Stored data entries
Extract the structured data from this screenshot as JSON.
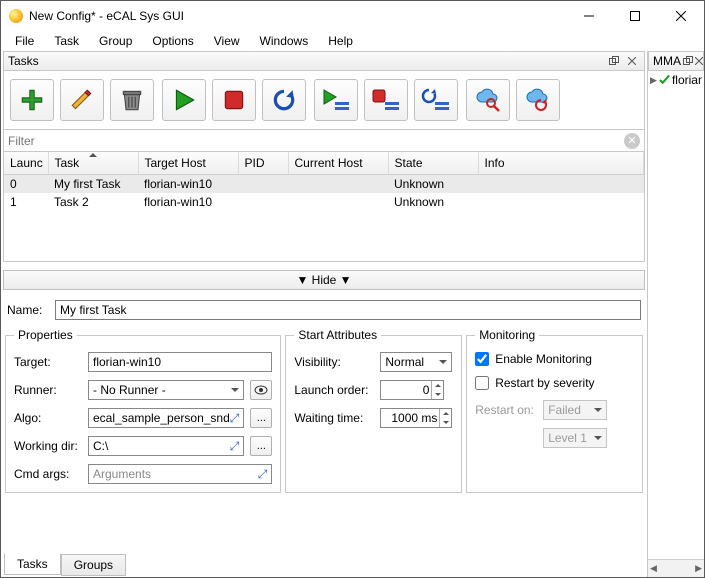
{
  "window": {
    "title": "New Config* - eCAL Sys GUI"
  },
  "menu": [
    "File",
    "Task",
    "Group",
    "Options",
    "View",
    "Windows",
    "Help"
  ],
  "panels": {
    "tasks_title": "Tasks",
    "mma_title": "MMA"
  },
  "filter": {
    "placeholder": "Filter"
  },
  "columns": [
    "Launc",
    "Task",
    "Target Host",
    "PID",
    "Current Host",
    "State",
    "Info"
  ],
  "rows": [
    {
      "launch": "0",
      "task": "My first Task",
      "target": "florian-win10",
      "pid": "",
      "current": "",
      "state": "Unknown",
      "info": ""
    },
    {
      "launch": "1",
      "task": "Task 2",
      "target": "florian-win10",
      "pid": "",
      "current": "",
      "state": "Unknown",
      "info": ""
    }
  ],
  "hide_label": "▼ Hide ▼",
  "name": {
    "label": "Name:",
    "value": "My first Task"
  },
  "props": {
    "legend": "Properties",
    "target": {
      "label": "Target:",
      "value": "florian-win10"
    },
    "runner": {
      "label": "Runner:",
      "value": "- No Runner -"
    },
    "algo": {
      "label": "Algo:",
      "value": "ecal_sample_person_snd"
    },
    "wdir": {
      "label": "Working dir:",
      "value": "C:\\"
    },
    "cmd": {
      "label": "Cmd args:",
      "placeholder": "Arguments"
    },
    "browse": "...",
    "expand": "⤢"
  },
  "start": {
    "legend": "Start Attributes",
    "visibility": {
      "label": "Visibility:",
      "value": "Normal"
    },
    "order": {
      "label": "Launch order:",
      "value": "0"
    },
    "wait": {
      "label": "Waiting time:",
      "value": "1000 ms"
    }
  },
  "mon": {
    "legend": "Monitoring",
    "enable": "Enable Monitoring",
    "restart_sev": "Restart by severity",
    "restart_on": {
      "label": "Restart on:",
      "v1": "Failed",
      "v2": "Level 1"
    }
  },
  "bottom_tabs": [
    "Tasks",
    "Groups"
  ],
  "mma_tree": {
    "node": "florian"
  }
}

What to produce: The answer is a single number, the count of lines in the records that contain the string "florian".

Full answer: 4